** start **

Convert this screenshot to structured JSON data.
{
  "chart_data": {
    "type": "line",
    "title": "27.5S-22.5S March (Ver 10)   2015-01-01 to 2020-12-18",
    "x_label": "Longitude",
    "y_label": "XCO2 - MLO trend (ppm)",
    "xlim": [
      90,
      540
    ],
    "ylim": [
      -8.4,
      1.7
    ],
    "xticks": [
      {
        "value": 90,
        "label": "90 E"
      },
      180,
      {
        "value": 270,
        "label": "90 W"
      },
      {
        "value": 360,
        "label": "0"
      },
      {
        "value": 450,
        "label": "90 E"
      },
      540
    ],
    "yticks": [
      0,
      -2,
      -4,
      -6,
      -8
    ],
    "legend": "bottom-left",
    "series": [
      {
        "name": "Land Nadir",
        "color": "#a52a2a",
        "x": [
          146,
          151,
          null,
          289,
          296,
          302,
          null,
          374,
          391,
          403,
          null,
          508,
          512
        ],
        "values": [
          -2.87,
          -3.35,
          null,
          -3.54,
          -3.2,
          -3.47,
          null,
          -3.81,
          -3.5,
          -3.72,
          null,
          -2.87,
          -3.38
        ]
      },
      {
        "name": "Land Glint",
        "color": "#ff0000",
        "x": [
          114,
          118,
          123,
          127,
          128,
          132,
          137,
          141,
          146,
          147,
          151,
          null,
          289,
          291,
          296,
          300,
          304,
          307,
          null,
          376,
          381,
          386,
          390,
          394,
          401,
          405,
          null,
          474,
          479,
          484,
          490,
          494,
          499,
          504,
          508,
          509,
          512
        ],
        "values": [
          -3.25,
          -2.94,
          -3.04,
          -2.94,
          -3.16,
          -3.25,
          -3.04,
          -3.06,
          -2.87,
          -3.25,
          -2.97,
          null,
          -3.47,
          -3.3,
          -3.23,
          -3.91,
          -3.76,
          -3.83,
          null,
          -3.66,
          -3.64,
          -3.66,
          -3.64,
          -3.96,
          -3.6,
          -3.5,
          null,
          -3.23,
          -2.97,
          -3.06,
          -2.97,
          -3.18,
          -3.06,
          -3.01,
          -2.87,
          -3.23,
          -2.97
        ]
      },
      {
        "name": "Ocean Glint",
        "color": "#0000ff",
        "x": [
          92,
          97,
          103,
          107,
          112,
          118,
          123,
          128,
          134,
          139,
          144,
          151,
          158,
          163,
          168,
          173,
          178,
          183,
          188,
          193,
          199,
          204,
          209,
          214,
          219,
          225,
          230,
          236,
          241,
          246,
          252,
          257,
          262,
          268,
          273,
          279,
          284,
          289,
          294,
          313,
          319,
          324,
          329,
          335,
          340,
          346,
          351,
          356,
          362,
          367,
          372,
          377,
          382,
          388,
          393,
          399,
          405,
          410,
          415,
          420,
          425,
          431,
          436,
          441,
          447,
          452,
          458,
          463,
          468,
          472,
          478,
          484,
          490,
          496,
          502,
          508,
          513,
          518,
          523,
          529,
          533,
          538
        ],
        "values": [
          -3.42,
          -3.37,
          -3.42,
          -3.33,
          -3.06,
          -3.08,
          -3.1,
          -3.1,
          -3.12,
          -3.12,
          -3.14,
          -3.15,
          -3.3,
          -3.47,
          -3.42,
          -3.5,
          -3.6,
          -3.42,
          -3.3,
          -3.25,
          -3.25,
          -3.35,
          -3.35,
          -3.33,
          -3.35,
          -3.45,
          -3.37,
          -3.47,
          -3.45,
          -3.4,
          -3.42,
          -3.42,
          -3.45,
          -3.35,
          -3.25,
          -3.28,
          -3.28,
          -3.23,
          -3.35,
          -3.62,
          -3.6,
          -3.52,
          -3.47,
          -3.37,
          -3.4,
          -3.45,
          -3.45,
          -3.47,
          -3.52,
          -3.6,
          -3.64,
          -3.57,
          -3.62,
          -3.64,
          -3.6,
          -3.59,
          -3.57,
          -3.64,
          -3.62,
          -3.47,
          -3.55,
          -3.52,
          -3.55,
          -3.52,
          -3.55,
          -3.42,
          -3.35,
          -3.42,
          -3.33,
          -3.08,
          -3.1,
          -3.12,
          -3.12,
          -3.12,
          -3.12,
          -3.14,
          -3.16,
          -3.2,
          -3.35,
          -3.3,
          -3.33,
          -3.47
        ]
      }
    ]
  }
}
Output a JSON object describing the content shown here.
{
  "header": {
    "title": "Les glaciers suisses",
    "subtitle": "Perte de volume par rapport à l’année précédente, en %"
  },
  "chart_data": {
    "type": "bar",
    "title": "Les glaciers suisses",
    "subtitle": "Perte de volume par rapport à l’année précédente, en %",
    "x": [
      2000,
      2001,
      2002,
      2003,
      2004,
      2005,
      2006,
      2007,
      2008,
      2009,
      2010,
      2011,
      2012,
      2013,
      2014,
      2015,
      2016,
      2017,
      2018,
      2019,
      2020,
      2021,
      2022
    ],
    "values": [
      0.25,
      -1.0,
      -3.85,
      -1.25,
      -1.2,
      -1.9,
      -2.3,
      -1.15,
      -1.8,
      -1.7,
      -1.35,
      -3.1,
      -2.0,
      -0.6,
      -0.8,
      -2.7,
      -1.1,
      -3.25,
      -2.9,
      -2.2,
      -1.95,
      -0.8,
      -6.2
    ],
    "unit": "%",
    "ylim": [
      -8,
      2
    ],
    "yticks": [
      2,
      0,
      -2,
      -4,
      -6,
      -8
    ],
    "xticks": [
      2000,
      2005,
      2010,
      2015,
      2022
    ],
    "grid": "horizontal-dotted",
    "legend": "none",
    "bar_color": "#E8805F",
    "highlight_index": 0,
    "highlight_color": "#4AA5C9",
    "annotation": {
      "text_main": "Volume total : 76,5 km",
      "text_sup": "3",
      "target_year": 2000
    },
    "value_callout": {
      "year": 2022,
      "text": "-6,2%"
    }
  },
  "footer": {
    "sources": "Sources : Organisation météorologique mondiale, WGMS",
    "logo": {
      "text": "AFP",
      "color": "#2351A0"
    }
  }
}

** end **

- [Prompt] Give all of the entries again, word for word.

- [Exercise answer]
Convert this screenshot to structured JSON data.
{
  "chart_data": {
    "type": "line",
    "title": "27.5S-22.5S March (Ver 10)   2015-01-01 to 2020-12-18",
    "x_label": "Longitude",
    "y_label": "XCO2 - MLO trend (ppm)",
    "xlim": [
      90,
      540
    ],
    "ylim": [
      -8.4,
      1.7
    ],
    "xticks": [
      {
        "value": 90,
        "label": "90 E"
      },
      180,
      {
        "value": 270,
        "label": "90 W"
      },
      {
        "value": 360,
        "label": "0"
      },
      {
        "value": 450,
        "label": "90 E"
      },
      540
    ],
    "yticks": [
      0,
      -2,
      -4,
      -6,
      -8
    ],
    "legend": "bottom-left",
    "series": [
      {
        "name": "Land Nadir",
        "color": "#a52a2a",
        "x": [
          146,
          151,
          null,
          289,
          296,
          302,
          null,
          374,
          391,
          403,
          null,
          508,
          512
        ],
        "values": [
          -2.87,
          -3.35,
          null,
          -3.54,
          -3.2,
          -3.47,
          null,
          -3.81,
          -3.5,
          -3.72,
          null,
          -2.87,
          -3.38
        ]
      },
      {
        "name": "Land Glint",
        "color": "#ff0000",
        "x": [
          114,
          118,
          123,
          127,
          128,
          132,
          137,
          141,
          146,
          147,
          151,
          null,
          289,
          291,
          296,
          300,
          304,
          307,
          null,
          376,
          381,
          386,
          390,
          394,
          401,
          405,
          null,
          474,
          479,
          484,
          490,
          494,
          499,
          504,
          508,
          509,
          512
        ],
        "values": [
          -3.25,
          -2.94,
          -3.04,
          -2.94,
          -3.16,
          -3.25,
          -3.04,
          -3.06,
          -2.87,
          -3.25,
          -2.97,
          null,
          -3.47,
          -3.3,
          -3.23,
          -3.91,
          -3.76,
          -3.83,
          null,
          -3.66,
          -3.64,
          -3.66,
          -3.64,
          -3.96,
          -3.6,
          -3.5,
          null,
          -3.23,
          -2.97,
          -3.06,
          -2.97,
          -3.18,
          -3.06,
          -3.01,
          -2.87,
          -3.23,
          -2.97
        ]
      },
      {
        "name": "Ocean Glint",
        "color": "#0000ff",
        "x": [
          92,
          97,
          103,
          107,
          112,
          118,
          123,
          128,
          134,
          139,
          144,
          151,
          158,
          163,
          168,
          173,
          178,
          183,
          188,
          193,
          199,
          204,
          209,
          214,
          219,
          225,
          230,
          236,
          241,
          246,
          252,
          257,
          262,
          268,
          273,
          279,
          284,
          289,
          294,
          313,
          319,
          324,
          329,
          335,
          340,
          346,
          351,
          356,
          362,
          367,
          372,
          377,
          382,
          388,
          393,
          399,
          405,
          410,
          415,
          420,
          425,
          431,
          436,
          441,
          447,
          452,
          458,
          463,
          468,
          472,
          478,
          484,
          490,
          496,
          502,
          508,
          513,
          518,
          523,
          529,
          533,
          538
        ],
        "values": [
          -3.42,
          -3.37,
          -3.42,
          -3.33,
          -3.06,
          -3.08,
          -3.1,
          -3.1,
          -3.12,
          -3.12,
          -3.14,
          -3.15,
          -3.3,
          -3.47,
          -3.42,
          -3.5,
          -3.6,
          -3.42,
          -3.3,
          -3.25,
          -3.25,
          -3.35,
          -3.35,
          -3.33,
          -3.35,
          -3.45,
          -3.37,
          -3.47,
          -3.45,
          -3.4,
          -3.42,
          -3.42,
          -3.45,
          -3.35,
          -3.25,
          -3.28,
          -3.28,
          -3.23,
          -3.35,
          -3.62,
          -3.6,
          -3.52,
          -3.47,
          -3.37,
          -3.4,
          -3.45,
          -3.45,
          -3.47,
          -3.52,
          -3.6,
          -3.64,
          -3.57,
          -3.62,
          -3.64,
          -3.6,
          -3.59,
          -3.57,
          -3.64,
          -3.62,
          -3.47,
          -3.55,
          -3.52,
          -3.55,
          -3.52,
          -3.55,
          -3.42,
          -3.35,
          -3.42,
          -3.33,
          -3.08,
          -3.1,
          -3.12,
          -3.12,
          -3.12,
          -3.12,
          -3.14,
          -3.16,
          -3.2,
          -3.35,
          -3.3,
          -3.33,
          -3.47
        ]
      }
    ]
  }
}
Output a JSON object describing the content shown here.
{
  "header": {
    "title": "Les glaciers suisses",
    "subtitle": "Perte de volume par rapport à l’année précédente, en %"
  },
  "chart_data": {
    "type": "bar",
    "title": "Les glaciers suisses",
    "subtitle": "Perte de volume par rapport à l’année précédente, en %",
    "x": [
      2000,
      2001,
      2002,
      2003,
      2004,
      2005,
      2006,
      2007,
      2008,
      2009,
      2010,
      2011,
      2012,
      2013,
      2014,
      2015,
      2016,
      2017,
      2018,
      2019,
      2020,
      2021,
      2022
    ],
    "values": [
      0.25,
      -1.0,
      -3.85,
      -1.25,
      -1.2,
      -1.9,
      -2.3,
      -1.15,
      -1.8,
      -1.7,
      -1.35,
      -3.1,
      -2.0,
      -0.6,
      -0.8,
      -2.7,
      -1.1,
      -3.25,
      -2.9,
      -2.2,
      -1.95,
      -0.8,
      -6.2
    ],
    "unit": "%",
    "ylim": [
      -8,
      2
    ],
    "yticks": [
      2,
      0,
      -2,
      -4,
      -6,
      -8
    ],
    "xticks": [
      2000,
      2005,
      2010,
      2015,
      2022
    ],
    "grid": "horizontal-dotted",
    "legend": "none",
    "bar_color": "#E8805F",
    "highlight_index": 0,
    "highlight_color": "#4AA5C9",
    "annotation": {
      "text_main": "Volume total : 76,5 km",
      "text_sup": "3",
      "target_year": 2000
    },
    "value_callout": {
      "year": 2022,
      "text": "-6,2%"
    }
  },
  "footer": {
    "sources": "Sources : Organisation météorologique mondiale, WGMS",
    "logo": {
      "text": "AFP",
      "color": "#2351A0"
    }
  }
}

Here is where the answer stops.